_EXERCISE INSTRUCTIONS_: Determine which lines contain the word "name", then copy those lines.

_EXTRACTED INFORMATION_:
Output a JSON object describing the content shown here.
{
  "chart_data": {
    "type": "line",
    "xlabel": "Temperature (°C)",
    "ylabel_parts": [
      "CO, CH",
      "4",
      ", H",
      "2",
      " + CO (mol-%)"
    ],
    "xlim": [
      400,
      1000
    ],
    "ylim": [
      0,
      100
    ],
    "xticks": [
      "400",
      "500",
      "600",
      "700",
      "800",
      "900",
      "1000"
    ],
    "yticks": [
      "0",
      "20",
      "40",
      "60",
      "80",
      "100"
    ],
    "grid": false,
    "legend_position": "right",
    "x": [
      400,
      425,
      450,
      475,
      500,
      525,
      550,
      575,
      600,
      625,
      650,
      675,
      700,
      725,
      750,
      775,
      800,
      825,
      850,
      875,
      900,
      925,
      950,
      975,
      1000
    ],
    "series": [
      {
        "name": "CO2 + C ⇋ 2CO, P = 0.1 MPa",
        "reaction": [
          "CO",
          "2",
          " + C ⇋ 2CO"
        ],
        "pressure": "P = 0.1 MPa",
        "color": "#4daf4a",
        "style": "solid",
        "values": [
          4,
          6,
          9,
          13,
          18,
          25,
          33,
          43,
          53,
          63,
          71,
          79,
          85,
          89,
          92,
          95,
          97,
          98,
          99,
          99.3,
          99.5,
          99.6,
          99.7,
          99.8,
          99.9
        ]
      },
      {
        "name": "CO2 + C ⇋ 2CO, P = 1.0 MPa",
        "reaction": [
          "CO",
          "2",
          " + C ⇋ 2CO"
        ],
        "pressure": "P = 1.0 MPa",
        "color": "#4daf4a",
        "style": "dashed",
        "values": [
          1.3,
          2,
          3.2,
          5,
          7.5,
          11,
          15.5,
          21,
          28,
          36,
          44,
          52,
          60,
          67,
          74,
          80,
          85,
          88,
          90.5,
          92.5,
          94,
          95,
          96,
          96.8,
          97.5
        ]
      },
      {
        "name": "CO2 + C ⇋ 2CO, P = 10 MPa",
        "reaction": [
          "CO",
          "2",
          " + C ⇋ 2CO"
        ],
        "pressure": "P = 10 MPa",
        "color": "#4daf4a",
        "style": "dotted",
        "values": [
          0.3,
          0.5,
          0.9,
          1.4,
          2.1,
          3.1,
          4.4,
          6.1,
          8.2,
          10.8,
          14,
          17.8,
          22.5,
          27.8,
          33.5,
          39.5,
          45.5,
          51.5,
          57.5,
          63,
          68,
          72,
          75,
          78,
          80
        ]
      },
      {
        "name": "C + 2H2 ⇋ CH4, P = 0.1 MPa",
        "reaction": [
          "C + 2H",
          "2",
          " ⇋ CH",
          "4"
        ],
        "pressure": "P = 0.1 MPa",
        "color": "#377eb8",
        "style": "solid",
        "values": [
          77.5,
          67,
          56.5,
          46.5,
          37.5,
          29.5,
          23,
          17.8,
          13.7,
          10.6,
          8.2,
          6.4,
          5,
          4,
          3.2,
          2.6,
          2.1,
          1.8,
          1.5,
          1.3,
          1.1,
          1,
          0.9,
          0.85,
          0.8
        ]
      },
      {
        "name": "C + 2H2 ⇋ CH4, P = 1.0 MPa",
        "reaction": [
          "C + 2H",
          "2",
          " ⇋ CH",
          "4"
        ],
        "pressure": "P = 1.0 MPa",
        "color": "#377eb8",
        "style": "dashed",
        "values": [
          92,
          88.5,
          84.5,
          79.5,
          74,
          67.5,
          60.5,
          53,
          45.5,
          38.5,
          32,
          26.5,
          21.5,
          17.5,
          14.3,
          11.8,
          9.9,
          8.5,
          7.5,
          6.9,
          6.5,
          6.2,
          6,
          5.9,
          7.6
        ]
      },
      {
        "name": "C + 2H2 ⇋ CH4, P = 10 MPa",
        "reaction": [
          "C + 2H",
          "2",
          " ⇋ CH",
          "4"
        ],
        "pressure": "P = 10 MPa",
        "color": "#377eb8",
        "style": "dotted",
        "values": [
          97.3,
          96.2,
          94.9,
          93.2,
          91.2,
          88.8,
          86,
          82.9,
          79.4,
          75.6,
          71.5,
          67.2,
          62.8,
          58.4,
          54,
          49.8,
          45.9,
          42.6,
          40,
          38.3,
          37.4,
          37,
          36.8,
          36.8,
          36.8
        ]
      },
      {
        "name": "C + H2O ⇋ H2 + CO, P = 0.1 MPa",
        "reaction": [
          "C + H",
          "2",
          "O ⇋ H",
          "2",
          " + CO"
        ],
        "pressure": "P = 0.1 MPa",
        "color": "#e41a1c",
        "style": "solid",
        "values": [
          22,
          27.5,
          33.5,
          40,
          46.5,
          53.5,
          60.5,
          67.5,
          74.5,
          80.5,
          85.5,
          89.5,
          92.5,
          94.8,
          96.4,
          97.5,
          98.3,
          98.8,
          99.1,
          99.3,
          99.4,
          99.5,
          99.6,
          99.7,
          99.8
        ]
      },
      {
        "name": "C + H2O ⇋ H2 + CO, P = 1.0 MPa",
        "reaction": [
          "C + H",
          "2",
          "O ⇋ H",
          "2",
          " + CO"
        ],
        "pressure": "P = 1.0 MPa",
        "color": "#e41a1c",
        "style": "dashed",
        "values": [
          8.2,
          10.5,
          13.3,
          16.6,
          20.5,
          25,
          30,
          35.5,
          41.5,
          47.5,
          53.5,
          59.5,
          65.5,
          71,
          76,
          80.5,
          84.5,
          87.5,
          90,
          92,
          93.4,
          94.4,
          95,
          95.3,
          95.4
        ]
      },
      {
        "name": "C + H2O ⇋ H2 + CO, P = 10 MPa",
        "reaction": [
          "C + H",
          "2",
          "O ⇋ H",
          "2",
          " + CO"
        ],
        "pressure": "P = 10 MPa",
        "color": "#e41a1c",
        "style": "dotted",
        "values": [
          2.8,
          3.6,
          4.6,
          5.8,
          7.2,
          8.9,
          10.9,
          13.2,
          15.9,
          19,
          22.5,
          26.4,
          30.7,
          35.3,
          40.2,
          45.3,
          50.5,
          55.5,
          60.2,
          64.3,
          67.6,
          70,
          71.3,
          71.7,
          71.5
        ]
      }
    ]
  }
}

_RESPONSE FOR THIS EXERCISE_:
        "name": "CO2 + C ⇋ 2CO, P = 0.1 MPa",
        "name": "CO2 + C ⇋ 2CO, P = 1.0 MPa",
        "name": "CO2 + C ⇋ 2CO, P = 10 MPa",
        "name": "C + 2H2 ⇋ CH4, P = 0.1 MPa",
        "name": "C + 2H2 ⇋ CH4, P = 1.0 MPa",
        "name": "C + 2H2 ⇋ CH4, P = 10 MPa",
        "name": "C + H2O ⇋ H2 + CO, P = 0.1 MPa",
        "name": "C + H2O ⇋ H2 + CO, P = 1.0 MPa",
        "name": "C + H2O ⇋ H2 + CO, P = 10 MPa",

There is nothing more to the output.